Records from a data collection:
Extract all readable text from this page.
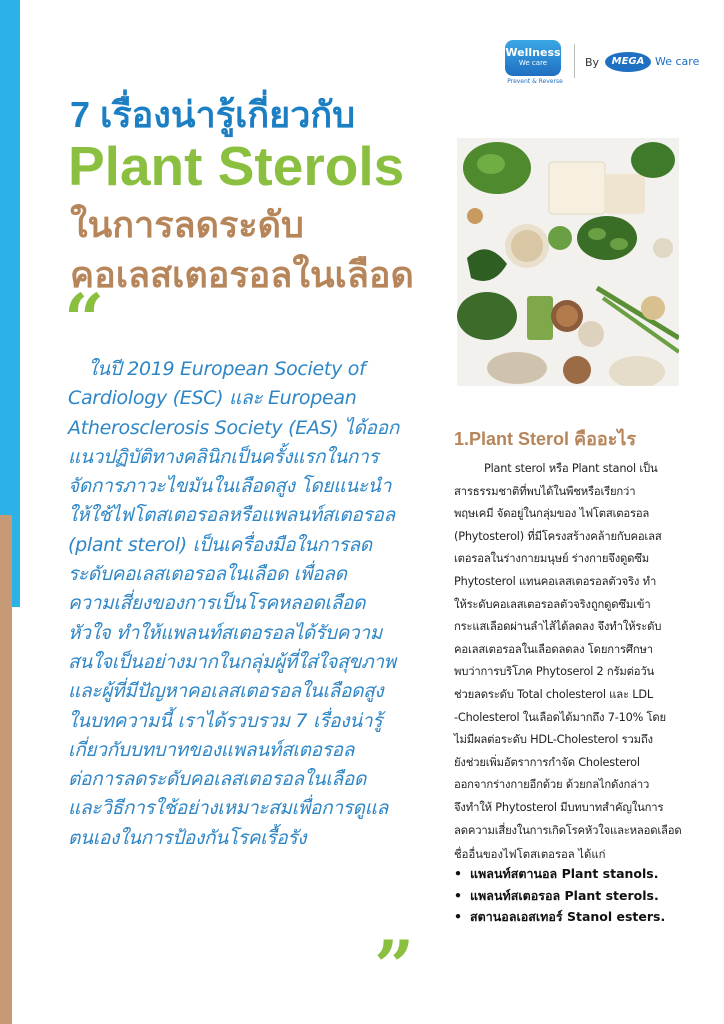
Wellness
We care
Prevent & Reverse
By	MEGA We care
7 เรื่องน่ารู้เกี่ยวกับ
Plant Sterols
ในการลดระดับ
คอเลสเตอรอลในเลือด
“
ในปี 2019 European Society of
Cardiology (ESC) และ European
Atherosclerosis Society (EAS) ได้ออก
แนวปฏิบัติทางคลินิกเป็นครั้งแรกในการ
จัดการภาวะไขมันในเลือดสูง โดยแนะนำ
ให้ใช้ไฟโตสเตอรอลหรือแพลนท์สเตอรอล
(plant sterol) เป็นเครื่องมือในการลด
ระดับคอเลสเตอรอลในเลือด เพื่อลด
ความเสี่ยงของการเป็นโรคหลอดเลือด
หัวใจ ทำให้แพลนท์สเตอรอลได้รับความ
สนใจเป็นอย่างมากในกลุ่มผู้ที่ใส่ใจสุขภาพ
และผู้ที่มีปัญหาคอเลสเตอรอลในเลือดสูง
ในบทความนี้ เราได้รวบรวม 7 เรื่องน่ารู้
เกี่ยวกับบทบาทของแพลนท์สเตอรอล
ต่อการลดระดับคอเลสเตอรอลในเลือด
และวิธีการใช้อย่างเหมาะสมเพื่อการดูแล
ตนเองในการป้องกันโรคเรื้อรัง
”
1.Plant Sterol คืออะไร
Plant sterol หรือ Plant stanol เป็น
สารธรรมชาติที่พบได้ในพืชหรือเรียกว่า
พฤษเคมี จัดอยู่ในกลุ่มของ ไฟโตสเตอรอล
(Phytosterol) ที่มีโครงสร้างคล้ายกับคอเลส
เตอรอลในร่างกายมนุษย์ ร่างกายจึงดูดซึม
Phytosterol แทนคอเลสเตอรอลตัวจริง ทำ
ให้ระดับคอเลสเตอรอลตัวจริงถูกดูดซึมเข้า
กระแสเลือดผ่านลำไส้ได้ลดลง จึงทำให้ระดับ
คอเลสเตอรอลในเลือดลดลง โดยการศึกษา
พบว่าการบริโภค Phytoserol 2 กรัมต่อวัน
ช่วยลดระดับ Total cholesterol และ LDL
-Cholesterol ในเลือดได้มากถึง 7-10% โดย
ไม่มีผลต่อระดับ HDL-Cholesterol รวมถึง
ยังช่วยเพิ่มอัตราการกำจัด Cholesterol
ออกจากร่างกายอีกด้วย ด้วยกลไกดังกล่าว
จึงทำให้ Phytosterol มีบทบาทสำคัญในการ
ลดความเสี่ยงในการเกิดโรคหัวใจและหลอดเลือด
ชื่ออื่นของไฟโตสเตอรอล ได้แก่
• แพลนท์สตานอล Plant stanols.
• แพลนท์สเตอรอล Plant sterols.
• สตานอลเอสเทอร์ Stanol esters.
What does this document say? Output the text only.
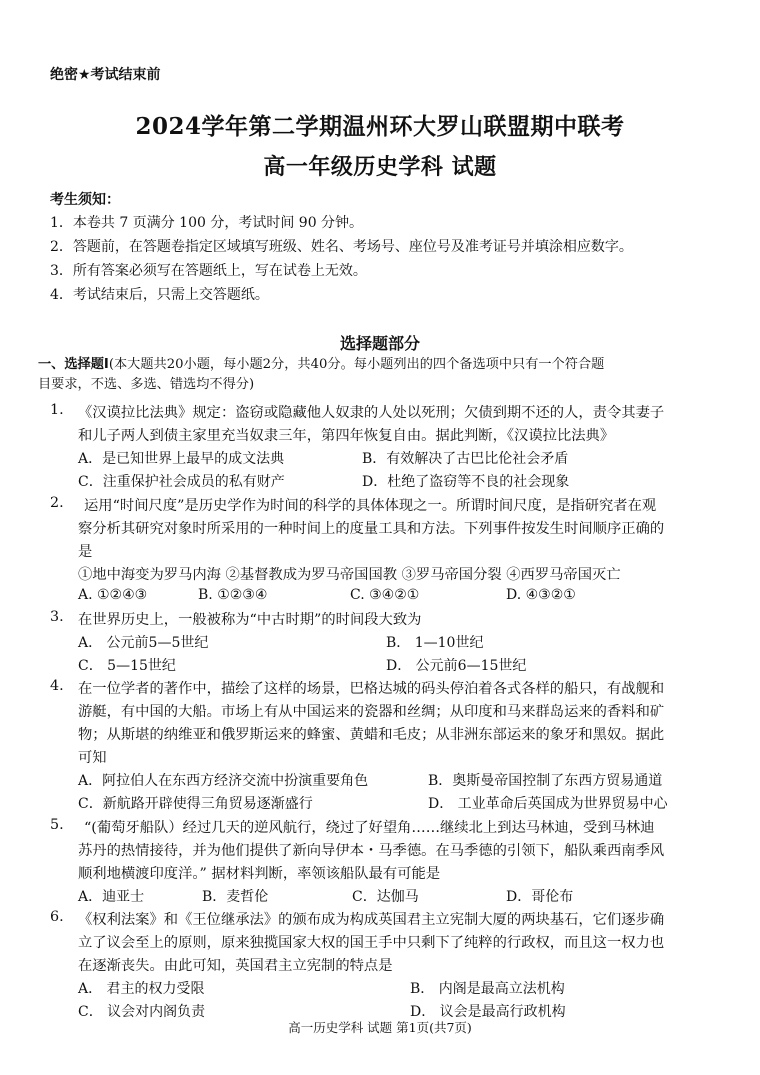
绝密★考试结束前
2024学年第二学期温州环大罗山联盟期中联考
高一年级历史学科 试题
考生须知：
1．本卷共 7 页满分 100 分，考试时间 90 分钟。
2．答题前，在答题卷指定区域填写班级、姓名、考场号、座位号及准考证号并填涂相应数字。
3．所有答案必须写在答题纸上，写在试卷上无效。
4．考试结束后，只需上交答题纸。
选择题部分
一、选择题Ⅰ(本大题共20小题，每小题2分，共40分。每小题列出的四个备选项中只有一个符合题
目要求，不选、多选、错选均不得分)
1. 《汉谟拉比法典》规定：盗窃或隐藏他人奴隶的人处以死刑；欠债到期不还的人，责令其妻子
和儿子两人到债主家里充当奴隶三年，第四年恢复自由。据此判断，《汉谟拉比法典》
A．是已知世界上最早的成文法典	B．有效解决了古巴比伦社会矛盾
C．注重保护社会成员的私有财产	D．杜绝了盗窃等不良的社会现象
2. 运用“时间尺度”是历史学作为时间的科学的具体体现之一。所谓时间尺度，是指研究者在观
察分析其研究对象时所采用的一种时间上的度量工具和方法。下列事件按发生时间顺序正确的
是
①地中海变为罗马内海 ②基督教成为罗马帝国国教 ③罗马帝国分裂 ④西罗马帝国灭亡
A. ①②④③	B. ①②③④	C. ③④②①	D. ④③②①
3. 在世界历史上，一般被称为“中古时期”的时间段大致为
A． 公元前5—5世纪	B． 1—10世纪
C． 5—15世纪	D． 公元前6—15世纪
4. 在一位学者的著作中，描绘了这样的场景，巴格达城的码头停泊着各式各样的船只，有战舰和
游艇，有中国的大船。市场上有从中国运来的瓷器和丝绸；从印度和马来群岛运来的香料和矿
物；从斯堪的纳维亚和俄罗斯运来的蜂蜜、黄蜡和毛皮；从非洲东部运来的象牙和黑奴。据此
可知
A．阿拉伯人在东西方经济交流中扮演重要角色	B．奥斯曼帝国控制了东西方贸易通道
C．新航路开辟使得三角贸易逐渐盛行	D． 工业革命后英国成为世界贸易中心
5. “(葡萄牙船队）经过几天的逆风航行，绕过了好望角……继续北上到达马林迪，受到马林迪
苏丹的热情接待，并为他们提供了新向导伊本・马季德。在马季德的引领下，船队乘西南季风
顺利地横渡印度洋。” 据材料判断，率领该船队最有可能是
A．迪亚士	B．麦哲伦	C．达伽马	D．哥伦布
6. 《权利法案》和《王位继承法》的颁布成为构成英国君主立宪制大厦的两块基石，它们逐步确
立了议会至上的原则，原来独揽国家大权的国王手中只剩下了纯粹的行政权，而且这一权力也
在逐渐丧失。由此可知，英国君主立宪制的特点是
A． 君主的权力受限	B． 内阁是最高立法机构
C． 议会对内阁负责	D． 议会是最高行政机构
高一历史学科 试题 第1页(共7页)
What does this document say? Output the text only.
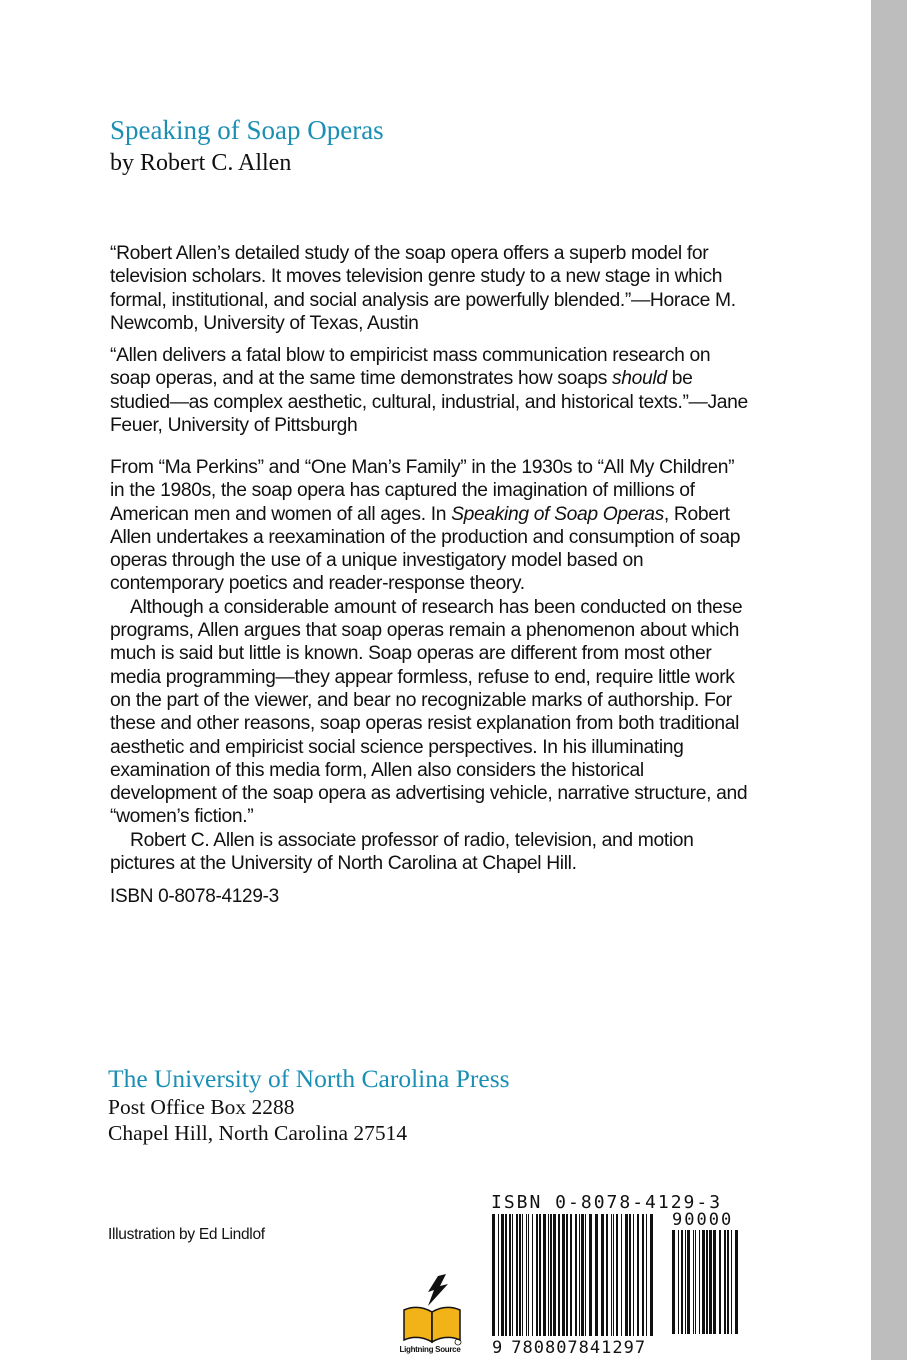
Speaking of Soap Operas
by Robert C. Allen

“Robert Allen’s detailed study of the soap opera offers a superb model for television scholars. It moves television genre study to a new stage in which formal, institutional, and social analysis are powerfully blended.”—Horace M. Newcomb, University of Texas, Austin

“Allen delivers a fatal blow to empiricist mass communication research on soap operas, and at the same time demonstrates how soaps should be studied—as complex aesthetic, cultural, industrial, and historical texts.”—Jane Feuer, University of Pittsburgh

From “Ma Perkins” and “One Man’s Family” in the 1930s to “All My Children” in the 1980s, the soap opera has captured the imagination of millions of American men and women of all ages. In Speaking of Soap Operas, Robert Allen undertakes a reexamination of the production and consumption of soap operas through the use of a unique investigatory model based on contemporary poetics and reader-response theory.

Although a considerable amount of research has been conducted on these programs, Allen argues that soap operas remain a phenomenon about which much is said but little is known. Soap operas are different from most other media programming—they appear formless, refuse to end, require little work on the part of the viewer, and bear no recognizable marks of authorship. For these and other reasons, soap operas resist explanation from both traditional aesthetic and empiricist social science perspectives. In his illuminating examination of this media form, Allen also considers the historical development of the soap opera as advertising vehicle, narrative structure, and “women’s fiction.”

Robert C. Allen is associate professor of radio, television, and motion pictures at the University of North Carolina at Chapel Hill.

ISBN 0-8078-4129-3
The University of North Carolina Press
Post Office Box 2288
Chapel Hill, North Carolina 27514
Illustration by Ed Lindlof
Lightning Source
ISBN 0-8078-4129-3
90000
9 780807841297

§ **Directive**
Isolate each line of the listing above that includes "Carolina". Copy it.

§ **Response below**
Robert C. Allen is associate professor of radio, television, and motion pictures at the University of North Carolina at Chapel Hill.
The University of North Carolina Press
Chapel Hill, North Carolina 27514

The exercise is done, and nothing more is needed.